Set problem:
Omit all pictures, then retype the data exactly as given.

───── Available data ─────

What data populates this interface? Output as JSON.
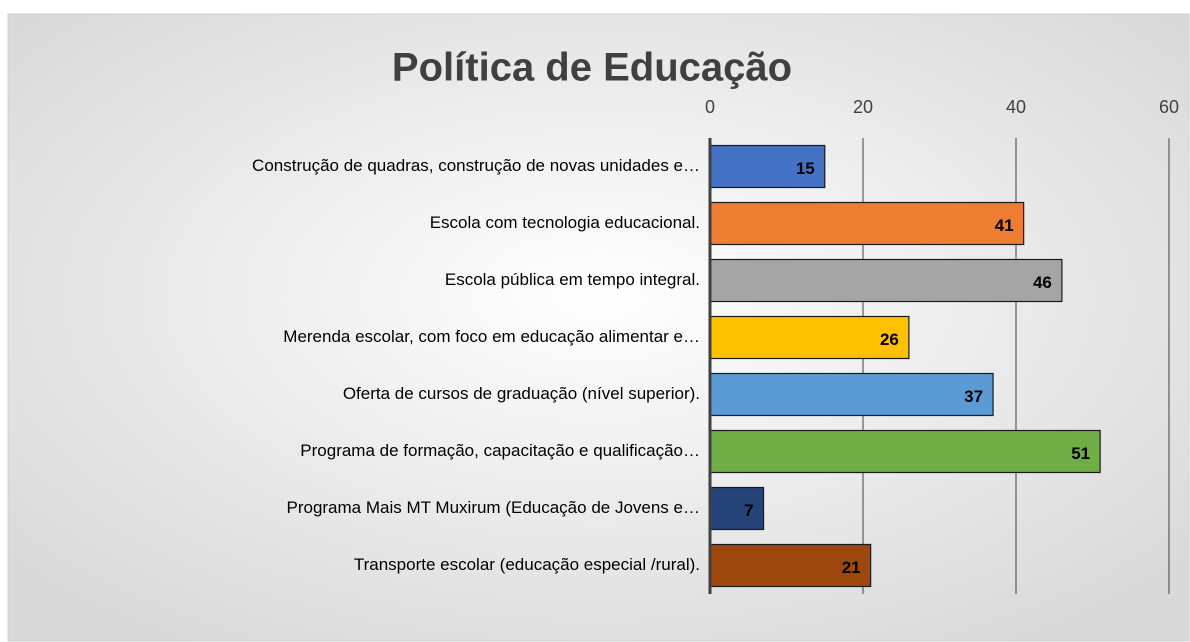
{
  "chart_data": {
    "type": "bar",
    "orientation": "horizontal",
    "title": "Política de Educação",
    "categories": [
      "Construção de quadras, construção de novas unidades e…",
      "Escola com tecnologia educacional.",
      "Escola pública em tempo integral.",
      "Merenda escolar, com foco em educação alimentar e…",
      "Oferta de cursos de graduação (nível superior).",
      "Programa de formação, capacitação e qualificação…",
      "Programa Mais MT Muxirum (Educação de Jovens e…",
      "Transporte escolar (educação especial /rural)."
    ],
    "values": [
      15,
      41,
      46,
      26,
      37,
      51,
      7,
      21
    ],
    "colors": [
      "#4472c4",
      "#ed7d31",
      "#a5a5a5",
      "#ffc000",
      "#5b9bd5",
      "#70ad47",
      "#264478",
      "#9e480e"
    ],
    "xlim": [
      0,
      60
    ],
    "xticks": [
      0,
      20,
      40,
      60
    ],
    "grid": true,
    "axis_position": "top"
  }
}
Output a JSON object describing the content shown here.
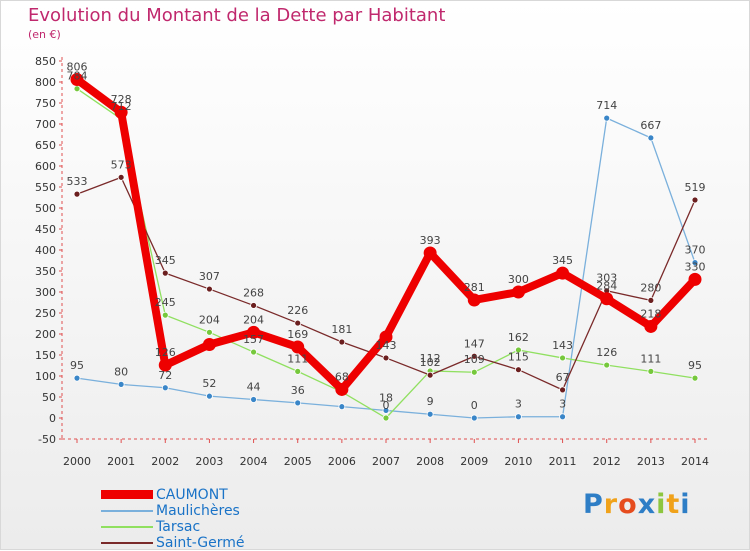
{
  "title": "Evolution du Montant de la Dette par Habitant",
  "subtitle": "(en €)",
  "logo": {
    "letters": [
      "P",
      "r",
      "o",
      "x",
      "i",
      "t",
      "i"
    ],
    "colors": [
      "#2e7ec6",
      "#f0a21a",
      "#e64c1e",
      "#2e7ec6",
      "#8dc63f",
      "#f0a21a",
      "#2e7ec6"
    ]
  },
  "chart_data": {
    "type": "line",
    "x": [
      2000,
      2001,
      2002,
      2003,
      2004,
      2005,
      2006,
      2007,
      2008,
      2009,
      2010,
      2011,
      2012,
      2013,
      2014
    ],
    "ylim": [
      -50,
      850
    ],
    "yticks": [
      -50,
      0,
      50,
      100,
      150,
      200,
      250,
      300,
      350,
      400,
      450,
      500,
      550,
      600,
      650,
      700,
      750,
      800,
      850
    ],
    "grid": false,
    "legend_position": "bottom-left",
    "series": [
      {
        "name": "CAUMONT",
        "color": "#ee0000",
        "marker": "#ee0000",
        "values": [
          806,
          728,
          126,
          175,
          204,
          169,
          68,
          193,
          393,
          281,
          300,
          345,
          284,
          218,
          330
        ],
        "labels": [
          "806",
          "728",
          "126",
          "",
          "204",
          "169",
          "68",
          "",
          "393",
          "281",
          "300",
          "345",
          "284",
          "218",
          "330"
        ]
      },
      {
        "name": "Maulichères",
        "color": "#7ab0dc",
        "marker": "#3a86c8",
        "values": [
          95,
          80,
          72,
          52,
          44,
          36,
          27,
          18,
          9,
          0,
          3,
          3,
          714,
          667,
          370
        ],
        "labels": [
          "95",
          "80",
          "72",
          "52",
          "44",
          "36",
          "",
          "18",
          "9",
          "0",
          "3",
          "3",
          "714",
          "667",
          "370"
        ]
      },
      {
        "name": "Tarsac",
        "color": "#90e060",
        "marker": "#76c83c",
        "values": [
          784,
          712,
          245,
          204,
          157,
          111,
          62,
          0,
          112,
          109,
          162,
          143,
          126,
          111,
          95
        ],
        "labels": [
          "784",
          "712",
          "245",
          "204",
          "157",
          "111",
          "",
          "0",
          "112",
          "109",
          "162",
          "143",
          "126",
          "111",
          "95"
        ]
      },
      {
        "name": "Saint-Germé",
        "color": "#7a2a2a",
        "marker": "#6b1f1f",
        "values": [
          533,
          573,
          345,
          307,
          268,
          226,
          181,
          143,
          102,
          147,
          115,
          67,
          303,
          280,
          519
        ],
        "labels": [
          "533",
          "573",
          "345",
          "307",
          "268",
          "226",
          "181",
          "143",
          "102",
          "147",
          "115",
          "67",
          "303",
          "280",
          "519"
        ]
      }
    ]
  }
}
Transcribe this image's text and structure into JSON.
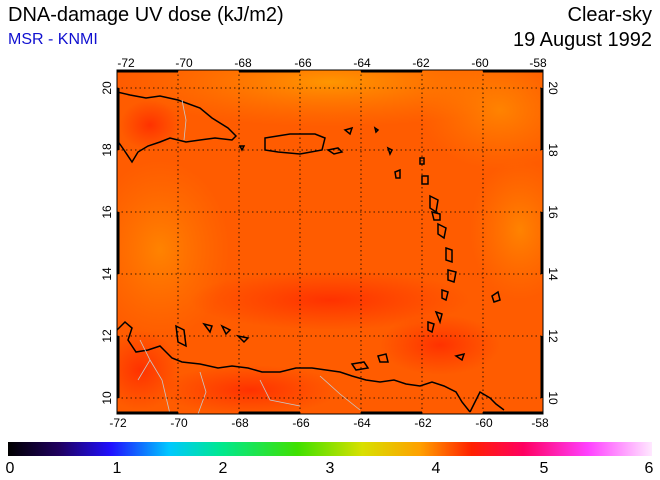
{
  "header": {
    "title": "DNA-damage UV dose (kJ/m2)",
    "source": "MSR - KNMI",
    "condition": "Clear-sky",
    "date": "19 August 1992"
  },
  "map": {
    "lon_ticks": [
      "-72",
      "-70",
      "-68",
      "-66",
      "-64",
      "-62",
      "-60",
      "-58"
    ],
    "lat_ticks": [
      "20",
      "18",
      "16",
      "14",
      "12",
      "10"
    ],
    "lon_range": [
      -72,
      -58
    ],
    "lat_range": [
      9.6,
      20.4
    ],
    "field_colors": {
      "base": "#ff5a00",
      "warm": "#ff8000",
      "hot": "#ff3000"
    }
  },
  "colorbar": {
    "labels": [
      "0",
      "1",
      "2",
      "3",
      "4",
      "5",
      "6"
    ],
    "range": [
      0,
      6
    ]
  }
}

─────

Response to this exercise:
What data populates this interface? Output as JSON.
{
  "chart_data": {
    "type": "bar",
    "orientation": "horizontal",
    "title": "Política de Educação",
    "categories": [
      "Construção de quadras, construção de novas unidades e…",
      "Escola com tecnologia educacional.",
      "Escola pública em tempo integral.",
      "Merenda escolar, com foco em educação alimentar e…",
      "Oferta de cursos de graduação (nível superior).",
      "Programa de formação, capacitação e qualificação…",
      "Programa Mais MT Muxirum (Educação de Jovens e…",
      "Transporte escolar (educação especial /rural)."
    ],
    "values": [
      15,
      41,
      46,
      26,
      37,
      51,
      7,
      21
    ],
    "colors": [
      "#4472c4",
      "#ed7d31",
      "#a5a5a5",
      "#ffc000",
      "#5b9bd5",
      "#70ad47",
      "#264478",
      "#9e480e"
    ],
    "xlim": [
      0,
      60
    ],
    "xticks": [
      0,
      20,
      40,
      60
    ],
    "grid": true,
    "axis_position": "top"
  }
}
Output a JSON object describing the content shown here.
{
  "title": "Evolution du Montant de la Dette par Habitant",
  "subtitle": "(en €)",
  "logo": {
    "letters": [
      "P",
      "r",
      "o",
      "x",
      "i",
      "t",
      "i"
    ],
    "colors": [
      "#2e7ec6",
      "#f0a21a",
      "#e64c1e",
      "#2e7ec6",
      "#8dc63f",
      "#f0a21a",
      "#2e7ec6"
    ]
  },
  "chart_data": {
    "type": "line",
    "x": [
      2000,
      2001,
      2002,
      2003,
      2004,
      2005,
      2006,
      2007,
      2008,
      2009,
      2010,
      2011,
      2012,
      2013,
      2014
    ],
    "ylim": [
      -50,
      850
    ],
    "yticks": [
      -50,
      0,
      50,
      100,
      150,
      200,
      250,
      300,
      350,
      400,
      450,
      500,
      550,
      600,
      650,
      700,
      750,
      800,
      850
    ],
    "grid": false,
    "legend_position": "bottom-left",
    "series": [
      {
        "name": "CAUMONT",
        "color": "#ee0000",
        "marker": "#ee0000",
        "values": [
          806,
          728,
          126,
          175,
          204,
          169,
          68,
          193,
          393,
          281,
          300,
          345,
          284,
          218,
          330
        ],
        "labels": [
          "806",
          "728",
          "126",
          "",
          "204",
          "169",
          "68",
          "",
          "393",
          "281",
          "300",
          "345",
          "284",
          "218",
          "330"
        ]
      },
      {
        "name": "Maulichères",
        "color": "#7ab0dc",
        "marker": "#3a86c8",
        "values": [
          95,
          80,
          72,
          52,
          44,
          36,
          27,
          18,
          9,
          0,
          3,
          3,
          714,
          667,
          370
        ],
        "labels": [
          "95",
          "80",
          "72",
          "52",
          "44",
          "36",
          "",
          "18",
          "9",
          "0",
          "3",
          "3",
          "714",
          "667",
          "370"
        ]
      },
      {
        "name": "Tarsac",
        "color": "#90e060",
        "marker": "#76c83c",
        "values": [
          784,
          712,
          245,
          204,
          157,
          111,
          62,
          0,
          112,
          109,
          162,
          143,
          126,
          111,
          95
        ],
        "labels": [
          "784",
          "712",
          "245",
          "204",
          "157",
          "111",
          "",
          "0",
          "112",
          "109",
          "162",
          "143",
          "126",
          "111",
          "95"
        ]
      },
      {
        "name": "Saint-Germé",
        "color": "#7a2a2a",
        "marker": "#6b1f1f",
        "values": [
          533,
          573,
          345,
          307,
          268,
          226,
          181,
          143,
          102,
          147,
          115,
          67,
          303,
          280,
          519
        ],
        "labels": [
          "533",
          "573",
          "345",
          "307",
          "268",
          "226",
          "181",
          "143",
          "102",
          "147",
          "115",
          "67",
          "303",
          "280",
          "519"
        ]
      }
    ]
  }
}
Transcribe this image's text and structure into JSON.
{
  "header": {
    "title": "DNA-damage UV dose (kJ/m2)",
    "source": "MSR - KNMI",
    "condition": "Clear-sky",
    "date": "19 August 1992"
  },
  "map": {
    "lon_ticks": [
      "-72",
      "-70",
      "-68",
      "-66",
      "-64",
      "-62",
      "-60",
      "-58"
    ],
    "lat_ticks": [
      "20",
      "18",
      "16",
      "14",
      "12",
      "10"
    ],
    "lon_range": [
      -72,
      -58
    ],
    "lat_range": [
      9.6,
      20.4
    ],
    "field_colors": {
      "base": "#ff5a00",
      "warm": "#ff8000",
      "hot": "#ff3000"
    }
  },
  "colorbar": {
    "labels": [
      "0",
      "1",
      "2",
      "3",
      "4",
      "5",
      "6"
    ],
    "range": [
      0,
      6
    ]
  }
}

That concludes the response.